Origineel verschenen op Noorderlicht/Wetenschap24. Achtergrondartikel bij de vijfde aflevering van “Klimaatjagers“, zondagavond 6 oktober 20:20 op Nederland 2, VPRO.
Door: Jan Paul van Soest
Terwijl wetenschappers de afgelopen maanden de laatste hand legden aan het vijfde IPCC-rapport, kampen delen van Afrika, zoals het toch al kurkdroge Namibië, met de ergste droogte sinds 30 jaar. Maar of de huidige droogte mede veroorzaakt wordt door klimaatverandering die, zoveel is wel duidelijk, nagenoeg zeker door de uitstoot van broeikasgassen wordt veroorzaakt is niet met voldoende zekerheid te zeggen. Het klimaat, zeker ook in Afrika, verandert ook van nature, zonder invloed van de mens. Het is niet altijd gemakkelijk het ‘signaal’ (de menselijke invloed) van de ‘ruis’ (de natuurlijke variaties) te onderscheiden.
Een markant voorbeeld van een wel heel drastische natuurlijke klimaatverandering is in Afrika te vinden. De enorme woestijn de Sahara was zo’n 9.000 tot 6.000 jaar geleden weelderig en waterrijk, met een grote rijkdom aan wild als olifanten, giraffes en nijlpaarden. Een relatief kleine verandering in de energiebalans van de aarde, in dit geval vermoedelijk een verandering in de instraling van de zon, kan een complex ecosysteem van de ene stabiele toestand (droog en kaal) naar de andere (met overvloedige flora en fauna) laten omslaan. En terug, zoals later weer gebeurde. De geschiedenis van de Sahara laat zien dat complexe ecosystemen ook bij een geleidelijke verandering in externe factoren tamelijk snel van gedaante kunnen verwisselen, oftewel kunnen ‘kantelen’.
Maar de reactie van een ecosysteem op externe veranderingen kan sterk verschillen. Afrika is een enorm continent, met een grote verscheidenheid aan klimatologische omstandigheden. Hét klimaat van Afrika of dé klimaatverandering in en rond Afrika bestaan dan ook eigenlijk niet. Wel zijn er te land, ter zee en in de lucht subsystemen die extra gevoelig kunnen zijn voor de mondiale opwarming, of die als ze veranderen mondiale gevolgen kunnen hebben. Een paar daarvan komen in deze Afrika-aflevering van Klimaatjagers aan bod: naast de Sahara en de West-Afrikaanse moesson is er aandacht voor onder meer het Zuid-Afrikaanse Fynbos en de Agulhas-stroming.
****
**OPDRACHT A:** Geef bij elk van de drie uitspraken aan of die klopt met het artikel over klimaatverandering in Afrika. Antwoord met ja of nee en citeer de woorden uit het artikel die de doorslag geven: (i) De Sahara was zo'n 9.000 tot 6.000 jaar geleden weelderig en waterrijk. (ii) Het artikel stelt vast dat de huidige droogte in Namibië mede door klimaatverandering komt. (iii) Namibië heeft te maken met de ergste droogte sinds 50 jaar.

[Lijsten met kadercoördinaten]
****
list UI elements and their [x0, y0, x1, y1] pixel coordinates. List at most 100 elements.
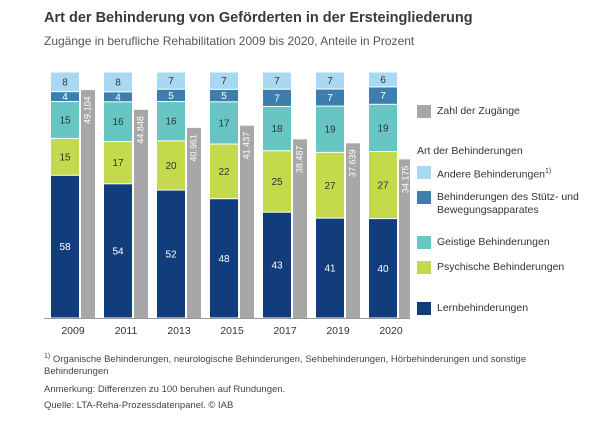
- bar-value-label: 7: [327, 93, 333, 104]
- footnote-marker: 1): [44, 353, 51, 360]
- legend-heading: Art der Behinderungen: [417, 145, 523, 157]
- legend-label: Andere Behinderungen1): [437, 168, 552, 181]
- bar-value-label: 8: [62, 77, 68, 88]
- bar-value-label: 40: [377, 264, 389, 275]
- legend-item-totals: Zahl der Zugänge: [417, 105, 600, 118]
- bar-value-label: 25: [271, 177, 283, 188]
- bar-2020-series-2: [369, 152, 397, 219]
- legend-swatch: [417, 236, 431, 249]
- bar-2011-series-1: [104, 184, 132, 318]
- total-bar-2020: [399, 159, 410, 318]
- total-value-label: 40.961: [188, 134, 198, 162]
- total-bar-2013: [187, 127, 201, 318]
- legend-label: Lernbehinderungen: [437, 302, 529, 314]
- chart-subtitle: Zugänge in berufliche Rehabilitation 200…: [44, 34, 415, 48]
- bar-2009-series-3: [51, 102, 79, 138]
- bar-2009-series-4: [51, 92, 79, 102]
- bar-value-label: 8: [115, 77, 121, 88]
- bar-value-label: 7: [221, 76, 227, 87]
- chart-title: Art der Behinderung von Geförderten in d…: [44, 10, 473, 26]
- legend-item-2: Behinderungen des Stütz- und Bewegungsap…: [417, 191, 600, 216]
- total-value-label: 37.639: [347, 150, 357, 178]
- total-bar-2009: [81, 90, 95, 319]
- legend-swatch: [417, 302, 431, 315]
- total-value-label: 34.175: [400, 166, 410, 194]
- bar-value-label: 16: [112, 117, 124, 128]
- bar-2020-series-1: [369, 219, 397, 318]
- bar-2013-series-3: [157, 102, 185, 141]
- bar-2017-series-4: [263, 89, 291, 106]
- bar-2013-series-5: [157, 72, 185, 89]
- legend-label: Psychische Behinderungen: [437, 261, 565, 273]
- total-value-label: 38.487: [294, 146, 304, 174]
- bar-2013-series-1: [157, 190, 185, 318]
- bar-value-label: 22: [218, 167, 230, 178]
- bar-2020-series-3: [369, 104, 397, 152]
- bar-value-label: 4: [115, 92, 121, 103]
- bar-value-label: 7: [274, 93, 280, 104]
- x-tick-label: 2019: [326, 325, 350, 337]
- total-bar-2017: [293, 139, 307, 318]
- bar-2017-series-5: [263, 72, 291, 89]
- bar-2019-series-5: [316, 72, 344, 89]
- bar-value-label: 15: [59, 115, 71, 126]
- legend-label-totals: Zahl der Zugänge: [437, 105, 520, 117]
- legend-swatch-totals: [417, 105, 431, 118]
- bar-2017-series-3: [263, 106, 291, 151]
- bar-value-label: 5: [168, 91, 174, 102]
- bar-value-label: 7: [327, 76, 333, 87]
- footnote-text: Organische Behinderungen, neurologische …: [44, 354, 527, 378]
- x-tick-label: 2009: [61, 325, 85, 337]
- total-bar-2019: [346, 143, 360, 318]
- bar-value-label: 17: [112, 158, 124, 169]
- x-tick-label: 2020: [379, 325, 403, 337]
- x-tick-label: 2013: [167, 325, 191, 337]
- remark: Anmerkung: Differenzen zu 100 beruhen au…: [44, 384, 286, 395]
- bar-value-label: 18: [271, 124, 283, 135]
- bar-value-label: 54: [112, 246, 124, 257]
- bar-value-label: 6: [380, 75, 386, 86]
- legend-item-4: Psychische Behinderungen: [417, 261, 600, 274]
- legend-footnote-marker: 1): [545, 168, 552, 175]
- bar-2019-series-1: [316, 218, 344, 318]
- bar-value-label: 16: [165, 117, 177, 128]
- legend-swatch: [417, 191, 431, 204]
- bar-value-label: 27: [377, 181, 389, 192]
- bar-2015-series-3: [210, 102, 238, 144]
- total-value-label: 49.104: [82, 96, 92, 124]
- bar-2017-series-2: [263, 151, 291, 212]
- bar-2015-series-4: [210, 89, 238, 102]
- bar-2009-series-1: [51, 175, 79, 318]
- bar-value-label: 52: [165, 250, 177, 261]
- bar-value-label: 7: [168, 76, 174, 87]
- bar-value-label: 15: [59, 152, 71, 163]
- bar-value-label: 20: [165, 161, 177, 172]
- bar-2013-series-2: [157, 141, 185, 190]
- bar-value-label: 41: [324, 264, 336, 275]
- bar-2015-series-1: [210, 199, 238, 318]
- bar-2019-series-4: [316, 89, 344, 106]
- legend-item-5: Lernbehinderungen: [417, 302, 600, 315]
- x-tick-label: 2015: [220, 325, 244, 337]
- bar-2011-series-4: [104, 92, 132, 102]
- bar-value-label: 27: [324, 181, 336, 192]
- total-bar-2015: [240, 125, 254, 319]
- source: Quelle: LTA-Reha-Prozessdatenpanel. © IA…: [44, 400, 234, 411]
- bar-2009-series-2: [51, 138, 79, 175]
- legend-swatch: [417, 166, 431, 179]
- bar-value-label: 48: [218, 254, 230, 265]
- bar-2017-series-1: [263, 212, 291, 318]
- stacked-bar-chart: 5815154849.10420095417164844.84820115220…: [44, 72, 410, 337]
- legend-label: Behinderungen des Stütz- und Bewegungsap…: [437, 191, 579, 216]
- bar-value-label: 19: [324, 125, 336, 136]
- bar-value-label: 5: [221, 91, 227, 102]
- bar-value-label: 7: [380, 91, 386, 102]
- x-tick-label: 2017: [273, 325, 297, 337]
- total-bar-2011: [134, 109, 148, 318]
- bar-2019-series-3: [316, 106, 344, 152]
- bar-2009-series-5: [51, 72, 79, 92]
- bar-value-label: 58: [59, 242, 71, 253]
- total-value-label: 41.437: [241, 132, 251, 160]
- x-tick-label: 2011: [115, 325, 138, 337]
- bar-value-label: 4: [62, 92, 68, 103]
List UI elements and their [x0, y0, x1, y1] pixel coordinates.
****
**OPDRACHT B:** Neem de regels uit de records ongewijzigd over. Begin bij de regel met "- bar-value-label: 7: [327, 93, 333, 104]" en stop na de regel met "- total-bar-2020: [399, 159, 410, 318]".

**ANTWOORD A:**
(i) Ja: "De enorme woestijn de Sahara was zo’n 9.000 tot 6.000 jaar geleden weelderig en waterrijk".
(ii) Nee: "is niet met voldoende zekerheid te zeggen".
(iii) Nee: "met de ergste droogte sinds 30 jaar".

**ANTWOORD B:**
- bar-value-label: 7: [327, 93, 333, 104]
- footnote-marker: 1): [44, 353, 51, 360]
- legend-heading: Art der Behinderungen: [417, 145, 523, 157]
- legend-label: Andere Behinderungen1): [437, 168, 552, 181]
- bar-value-label: 8: [62, 77, 68, 88]
- bar-value-label: 40: [377, 264, 389, 275]
- legend-item-totals: Zahl der Zugänge: [417, 105, 600, 118]
- bar-value-label: 25: [271, 177, 283, 188]
- bar-2020-series-2: [369, 152, 397, 219]
- legend-swatch: [417, 236, 431, 249]
- bar-2011-series-1: [104, 184, 132, 318]
- total-bar-2020: [399, 159, 410, 318]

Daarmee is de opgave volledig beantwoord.